## start Provided entries

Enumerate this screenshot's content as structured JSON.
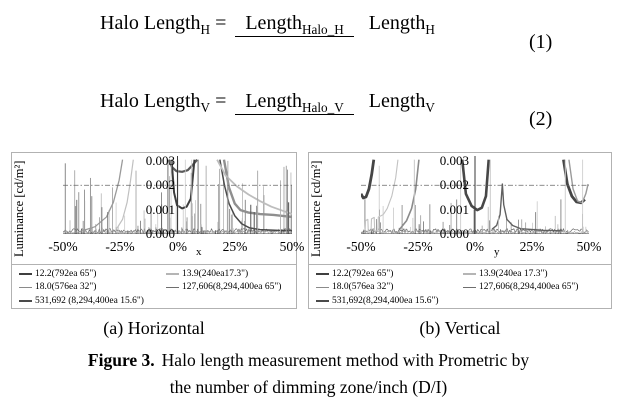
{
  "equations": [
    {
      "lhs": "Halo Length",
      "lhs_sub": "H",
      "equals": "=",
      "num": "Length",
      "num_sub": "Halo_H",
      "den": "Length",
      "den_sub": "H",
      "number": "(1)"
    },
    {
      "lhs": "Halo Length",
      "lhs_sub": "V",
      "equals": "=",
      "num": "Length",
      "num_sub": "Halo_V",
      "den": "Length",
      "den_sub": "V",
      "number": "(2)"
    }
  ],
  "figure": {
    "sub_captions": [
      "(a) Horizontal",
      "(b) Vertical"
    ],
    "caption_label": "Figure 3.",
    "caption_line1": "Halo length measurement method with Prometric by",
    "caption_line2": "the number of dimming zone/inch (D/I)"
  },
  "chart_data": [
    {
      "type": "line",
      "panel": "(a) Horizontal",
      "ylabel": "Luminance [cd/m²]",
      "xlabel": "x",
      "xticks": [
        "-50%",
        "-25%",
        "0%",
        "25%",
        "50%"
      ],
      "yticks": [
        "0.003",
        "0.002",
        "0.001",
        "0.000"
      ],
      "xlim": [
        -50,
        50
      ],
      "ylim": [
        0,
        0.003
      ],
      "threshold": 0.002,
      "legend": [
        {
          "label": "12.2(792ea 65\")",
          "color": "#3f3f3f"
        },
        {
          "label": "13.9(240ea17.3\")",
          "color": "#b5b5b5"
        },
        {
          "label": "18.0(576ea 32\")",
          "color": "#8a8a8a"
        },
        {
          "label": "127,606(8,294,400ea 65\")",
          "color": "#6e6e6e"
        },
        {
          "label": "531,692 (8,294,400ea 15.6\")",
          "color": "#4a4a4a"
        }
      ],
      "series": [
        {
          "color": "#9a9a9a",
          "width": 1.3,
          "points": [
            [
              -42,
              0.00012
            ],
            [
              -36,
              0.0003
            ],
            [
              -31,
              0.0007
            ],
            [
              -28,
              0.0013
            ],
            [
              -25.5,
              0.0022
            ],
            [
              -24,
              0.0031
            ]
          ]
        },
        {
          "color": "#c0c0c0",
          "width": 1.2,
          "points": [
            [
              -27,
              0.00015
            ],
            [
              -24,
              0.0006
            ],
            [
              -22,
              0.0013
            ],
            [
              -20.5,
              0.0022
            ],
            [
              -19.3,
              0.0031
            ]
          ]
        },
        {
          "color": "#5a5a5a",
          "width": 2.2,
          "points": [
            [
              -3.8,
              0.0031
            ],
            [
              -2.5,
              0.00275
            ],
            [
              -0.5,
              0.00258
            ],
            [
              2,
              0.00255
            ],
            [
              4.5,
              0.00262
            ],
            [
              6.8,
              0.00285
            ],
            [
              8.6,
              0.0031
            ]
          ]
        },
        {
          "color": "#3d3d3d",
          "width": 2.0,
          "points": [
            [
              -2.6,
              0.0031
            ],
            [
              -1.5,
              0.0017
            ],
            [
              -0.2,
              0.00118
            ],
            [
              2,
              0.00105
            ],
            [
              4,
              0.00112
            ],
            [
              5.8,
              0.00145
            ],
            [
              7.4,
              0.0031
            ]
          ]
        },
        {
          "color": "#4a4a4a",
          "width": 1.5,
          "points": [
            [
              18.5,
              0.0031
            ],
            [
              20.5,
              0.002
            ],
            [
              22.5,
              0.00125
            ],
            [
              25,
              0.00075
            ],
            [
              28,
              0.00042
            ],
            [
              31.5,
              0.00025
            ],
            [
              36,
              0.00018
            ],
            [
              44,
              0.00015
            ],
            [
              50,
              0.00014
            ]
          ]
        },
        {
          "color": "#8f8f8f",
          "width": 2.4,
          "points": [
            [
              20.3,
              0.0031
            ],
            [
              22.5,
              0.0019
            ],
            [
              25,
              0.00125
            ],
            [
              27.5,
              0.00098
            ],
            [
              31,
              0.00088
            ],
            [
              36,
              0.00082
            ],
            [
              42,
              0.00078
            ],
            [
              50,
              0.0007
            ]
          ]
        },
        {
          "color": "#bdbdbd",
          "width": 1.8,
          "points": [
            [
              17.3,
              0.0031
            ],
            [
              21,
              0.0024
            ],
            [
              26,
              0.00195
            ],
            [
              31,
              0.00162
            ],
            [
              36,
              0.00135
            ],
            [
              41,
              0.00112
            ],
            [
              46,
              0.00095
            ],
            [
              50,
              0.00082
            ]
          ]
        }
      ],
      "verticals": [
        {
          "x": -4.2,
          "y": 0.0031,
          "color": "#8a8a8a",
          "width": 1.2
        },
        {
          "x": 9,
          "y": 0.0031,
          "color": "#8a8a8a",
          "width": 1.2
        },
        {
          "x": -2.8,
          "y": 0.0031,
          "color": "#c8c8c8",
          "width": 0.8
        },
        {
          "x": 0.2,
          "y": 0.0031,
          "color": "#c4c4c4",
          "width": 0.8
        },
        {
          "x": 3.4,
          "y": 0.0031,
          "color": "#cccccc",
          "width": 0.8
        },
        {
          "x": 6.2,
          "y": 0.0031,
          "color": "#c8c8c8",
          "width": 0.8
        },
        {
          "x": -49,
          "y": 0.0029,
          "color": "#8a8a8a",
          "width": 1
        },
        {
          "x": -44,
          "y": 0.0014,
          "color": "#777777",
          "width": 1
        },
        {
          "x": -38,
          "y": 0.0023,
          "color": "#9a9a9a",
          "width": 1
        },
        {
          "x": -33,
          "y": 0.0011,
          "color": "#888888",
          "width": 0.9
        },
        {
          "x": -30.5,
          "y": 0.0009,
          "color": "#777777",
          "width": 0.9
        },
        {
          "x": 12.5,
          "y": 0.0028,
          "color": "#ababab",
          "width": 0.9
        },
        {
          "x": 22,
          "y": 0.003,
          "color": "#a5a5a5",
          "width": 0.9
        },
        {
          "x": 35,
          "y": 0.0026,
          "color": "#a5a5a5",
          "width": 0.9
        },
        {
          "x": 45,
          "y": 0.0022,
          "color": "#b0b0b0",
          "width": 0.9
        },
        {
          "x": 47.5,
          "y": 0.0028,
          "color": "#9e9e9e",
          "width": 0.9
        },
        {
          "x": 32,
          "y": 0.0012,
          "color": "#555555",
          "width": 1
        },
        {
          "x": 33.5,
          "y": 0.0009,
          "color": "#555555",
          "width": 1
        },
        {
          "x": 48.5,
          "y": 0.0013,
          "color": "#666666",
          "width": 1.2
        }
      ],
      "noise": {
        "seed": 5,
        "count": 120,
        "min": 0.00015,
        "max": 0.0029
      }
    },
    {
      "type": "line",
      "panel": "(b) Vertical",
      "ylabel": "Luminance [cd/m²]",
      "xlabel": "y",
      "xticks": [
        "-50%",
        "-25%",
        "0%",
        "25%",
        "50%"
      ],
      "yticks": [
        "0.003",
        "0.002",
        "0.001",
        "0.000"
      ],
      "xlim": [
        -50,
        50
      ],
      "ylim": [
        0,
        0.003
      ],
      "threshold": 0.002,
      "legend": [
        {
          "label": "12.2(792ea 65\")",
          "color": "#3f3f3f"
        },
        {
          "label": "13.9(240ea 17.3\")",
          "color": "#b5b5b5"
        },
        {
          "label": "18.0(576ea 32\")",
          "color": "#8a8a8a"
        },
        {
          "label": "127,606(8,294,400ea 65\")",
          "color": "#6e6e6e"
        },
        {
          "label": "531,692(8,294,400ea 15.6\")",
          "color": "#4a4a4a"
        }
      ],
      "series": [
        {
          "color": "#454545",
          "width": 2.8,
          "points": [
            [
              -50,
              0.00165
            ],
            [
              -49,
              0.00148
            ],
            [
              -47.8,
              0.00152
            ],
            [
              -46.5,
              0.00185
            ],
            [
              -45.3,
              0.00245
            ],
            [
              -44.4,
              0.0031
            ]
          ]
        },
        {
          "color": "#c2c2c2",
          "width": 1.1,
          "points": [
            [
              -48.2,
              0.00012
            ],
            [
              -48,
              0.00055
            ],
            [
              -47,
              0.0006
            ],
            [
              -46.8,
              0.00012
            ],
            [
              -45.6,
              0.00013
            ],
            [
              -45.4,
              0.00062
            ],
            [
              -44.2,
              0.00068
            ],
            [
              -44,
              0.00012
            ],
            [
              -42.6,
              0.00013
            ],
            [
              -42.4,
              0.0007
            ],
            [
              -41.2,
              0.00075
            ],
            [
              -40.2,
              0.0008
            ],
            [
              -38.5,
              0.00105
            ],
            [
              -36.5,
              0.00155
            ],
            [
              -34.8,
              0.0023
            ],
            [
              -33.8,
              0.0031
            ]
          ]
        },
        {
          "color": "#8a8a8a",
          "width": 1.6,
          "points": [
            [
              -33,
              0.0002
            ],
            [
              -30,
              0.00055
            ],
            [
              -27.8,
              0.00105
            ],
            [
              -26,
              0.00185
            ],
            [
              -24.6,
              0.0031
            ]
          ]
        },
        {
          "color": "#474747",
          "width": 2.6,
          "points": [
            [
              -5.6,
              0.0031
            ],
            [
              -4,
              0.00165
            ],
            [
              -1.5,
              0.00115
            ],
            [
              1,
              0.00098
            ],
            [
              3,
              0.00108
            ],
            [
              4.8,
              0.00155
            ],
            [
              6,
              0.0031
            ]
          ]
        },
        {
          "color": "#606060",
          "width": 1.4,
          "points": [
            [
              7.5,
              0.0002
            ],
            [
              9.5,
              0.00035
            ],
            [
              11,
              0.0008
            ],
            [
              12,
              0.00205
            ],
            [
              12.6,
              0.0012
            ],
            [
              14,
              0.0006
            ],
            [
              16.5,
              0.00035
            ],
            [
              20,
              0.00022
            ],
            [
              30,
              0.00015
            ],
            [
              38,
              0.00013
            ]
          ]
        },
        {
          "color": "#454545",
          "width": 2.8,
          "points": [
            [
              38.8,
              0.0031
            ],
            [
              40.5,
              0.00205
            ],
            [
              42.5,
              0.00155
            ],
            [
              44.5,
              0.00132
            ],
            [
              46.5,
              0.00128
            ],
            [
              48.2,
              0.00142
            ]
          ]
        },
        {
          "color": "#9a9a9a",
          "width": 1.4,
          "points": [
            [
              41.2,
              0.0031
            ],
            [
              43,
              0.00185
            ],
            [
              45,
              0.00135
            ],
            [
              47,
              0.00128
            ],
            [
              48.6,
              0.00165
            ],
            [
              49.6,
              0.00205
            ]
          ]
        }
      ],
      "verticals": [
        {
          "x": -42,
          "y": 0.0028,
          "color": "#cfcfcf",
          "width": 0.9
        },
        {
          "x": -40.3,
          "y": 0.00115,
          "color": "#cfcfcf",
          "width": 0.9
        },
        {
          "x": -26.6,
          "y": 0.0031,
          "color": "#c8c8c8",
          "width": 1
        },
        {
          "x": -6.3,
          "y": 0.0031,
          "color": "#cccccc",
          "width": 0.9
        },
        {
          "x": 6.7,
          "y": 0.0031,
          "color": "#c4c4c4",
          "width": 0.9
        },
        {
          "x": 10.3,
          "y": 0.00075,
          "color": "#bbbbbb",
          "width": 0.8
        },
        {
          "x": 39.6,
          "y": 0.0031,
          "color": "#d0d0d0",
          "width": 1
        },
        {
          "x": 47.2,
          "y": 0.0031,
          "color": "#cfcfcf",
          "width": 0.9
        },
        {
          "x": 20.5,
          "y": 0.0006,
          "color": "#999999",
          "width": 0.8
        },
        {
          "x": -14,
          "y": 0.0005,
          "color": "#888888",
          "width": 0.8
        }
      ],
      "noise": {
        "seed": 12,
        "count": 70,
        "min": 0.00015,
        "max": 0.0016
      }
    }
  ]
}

## end Provided entries
## start Provided entries

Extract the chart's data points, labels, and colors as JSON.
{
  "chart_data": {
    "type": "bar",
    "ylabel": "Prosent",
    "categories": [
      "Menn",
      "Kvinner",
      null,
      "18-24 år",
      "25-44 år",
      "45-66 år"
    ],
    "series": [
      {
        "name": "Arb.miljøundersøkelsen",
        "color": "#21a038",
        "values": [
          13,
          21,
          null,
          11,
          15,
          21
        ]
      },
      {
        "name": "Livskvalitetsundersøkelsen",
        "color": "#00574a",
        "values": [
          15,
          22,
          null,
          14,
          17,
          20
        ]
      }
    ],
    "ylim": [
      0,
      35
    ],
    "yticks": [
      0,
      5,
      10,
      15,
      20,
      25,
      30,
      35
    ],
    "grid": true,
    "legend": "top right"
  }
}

## end Provided entries

Exercise aim >> Copy out all lines where the word "JSON" appears.

Response to the task >>
Enumerate this screenshot's content as structured JSON.
Extract the chart's data points, labels, and colors as JSON.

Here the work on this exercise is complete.